• Task goal
Every line containing the word "this" needs to be found and copied.

+ + + +

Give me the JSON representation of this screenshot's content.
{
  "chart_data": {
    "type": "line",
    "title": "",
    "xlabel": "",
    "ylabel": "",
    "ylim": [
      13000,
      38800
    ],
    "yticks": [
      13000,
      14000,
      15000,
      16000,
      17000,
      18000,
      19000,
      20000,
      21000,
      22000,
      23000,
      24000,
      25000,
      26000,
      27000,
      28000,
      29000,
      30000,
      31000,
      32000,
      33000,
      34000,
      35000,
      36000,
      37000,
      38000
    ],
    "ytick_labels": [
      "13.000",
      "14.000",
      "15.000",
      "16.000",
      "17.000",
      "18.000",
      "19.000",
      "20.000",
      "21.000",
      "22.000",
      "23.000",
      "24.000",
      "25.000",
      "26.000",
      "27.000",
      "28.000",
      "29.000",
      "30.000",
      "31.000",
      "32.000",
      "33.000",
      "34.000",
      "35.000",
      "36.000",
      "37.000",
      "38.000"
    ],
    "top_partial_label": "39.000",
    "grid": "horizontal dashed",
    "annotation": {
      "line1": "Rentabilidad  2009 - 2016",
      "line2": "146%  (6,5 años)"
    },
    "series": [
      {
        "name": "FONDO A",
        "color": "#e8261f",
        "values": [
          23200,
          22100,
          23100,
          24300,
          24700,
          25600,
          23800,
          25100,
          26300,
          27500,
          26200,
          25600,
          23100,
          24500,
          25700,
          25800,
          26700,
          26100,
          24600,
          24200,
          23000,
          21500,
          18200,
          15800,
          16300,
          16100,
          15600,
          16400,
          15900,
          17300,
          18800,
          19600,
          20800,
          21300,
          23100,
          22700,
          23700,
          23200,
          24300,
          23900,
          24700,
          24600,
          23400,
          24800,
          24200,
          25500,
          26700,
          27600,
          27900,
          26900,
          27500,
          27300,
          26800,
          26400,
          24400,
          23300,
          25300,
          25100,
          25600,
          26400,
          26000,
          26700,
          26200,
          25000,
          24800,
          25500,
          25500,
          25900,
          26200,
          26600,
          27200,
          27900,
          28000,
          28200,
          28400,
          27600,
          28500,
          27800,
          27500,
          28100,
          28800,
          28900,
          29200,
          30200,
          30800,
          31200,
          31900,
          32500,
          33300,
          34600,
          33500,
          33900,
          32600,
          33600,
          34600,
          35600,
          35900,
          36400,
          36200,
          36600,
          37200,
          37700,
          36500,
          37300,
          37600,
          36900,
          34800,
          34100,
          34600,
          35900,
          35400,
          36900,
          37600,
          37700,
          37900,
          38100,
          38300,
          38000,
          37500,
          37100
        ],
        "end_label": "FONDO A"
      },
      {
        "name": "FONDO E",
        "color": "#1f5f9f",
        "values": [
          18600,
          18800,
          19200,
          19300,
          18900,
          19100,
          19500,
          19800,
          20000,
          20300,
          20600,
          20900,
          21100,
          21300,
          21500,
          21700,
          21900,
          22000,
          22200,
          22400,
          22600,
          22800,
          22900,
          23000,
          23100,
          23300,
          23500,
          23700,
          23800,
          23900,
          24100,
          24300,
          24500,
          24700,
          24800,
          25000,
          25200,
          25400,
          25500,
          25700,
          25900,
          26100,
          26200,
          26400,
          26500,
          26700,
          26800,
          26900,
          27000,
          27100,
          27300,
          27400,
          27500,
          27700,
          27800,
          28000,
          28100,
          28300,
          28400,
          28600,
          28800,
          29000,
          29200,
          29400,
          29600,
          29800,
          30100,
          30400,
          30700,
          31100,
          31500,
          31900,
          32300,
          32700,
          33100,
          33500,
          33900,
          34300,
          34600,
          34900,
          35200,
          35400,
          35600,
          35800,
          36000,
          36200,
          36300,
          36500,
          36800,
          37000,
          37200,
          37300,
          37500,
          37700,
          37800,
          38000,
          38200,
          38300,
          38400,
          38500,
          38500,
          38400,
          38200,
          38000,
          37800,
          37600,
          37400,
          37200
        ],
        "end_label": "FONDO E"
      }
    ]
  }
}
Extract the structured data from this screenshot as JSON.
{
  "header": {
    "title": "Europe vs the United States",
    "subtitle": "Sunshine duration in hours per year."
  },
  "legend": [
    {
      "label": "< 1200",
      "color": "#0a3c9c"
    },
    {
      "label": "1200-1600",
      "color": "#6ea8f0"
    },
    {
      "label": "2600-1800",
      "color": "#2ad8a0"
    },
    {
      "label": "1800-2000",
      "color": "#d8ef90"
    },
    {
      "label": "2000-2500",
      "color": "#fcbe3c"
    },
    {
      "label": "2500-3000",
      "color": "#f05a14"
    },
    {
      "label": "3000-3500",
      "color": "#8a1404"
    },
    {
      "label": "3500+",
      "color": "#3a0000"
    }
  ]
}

+ + + +

• Answer to the task
Give me the JSON representation of this screenshot's content.
Extract the structured data from this screenshot as JSON.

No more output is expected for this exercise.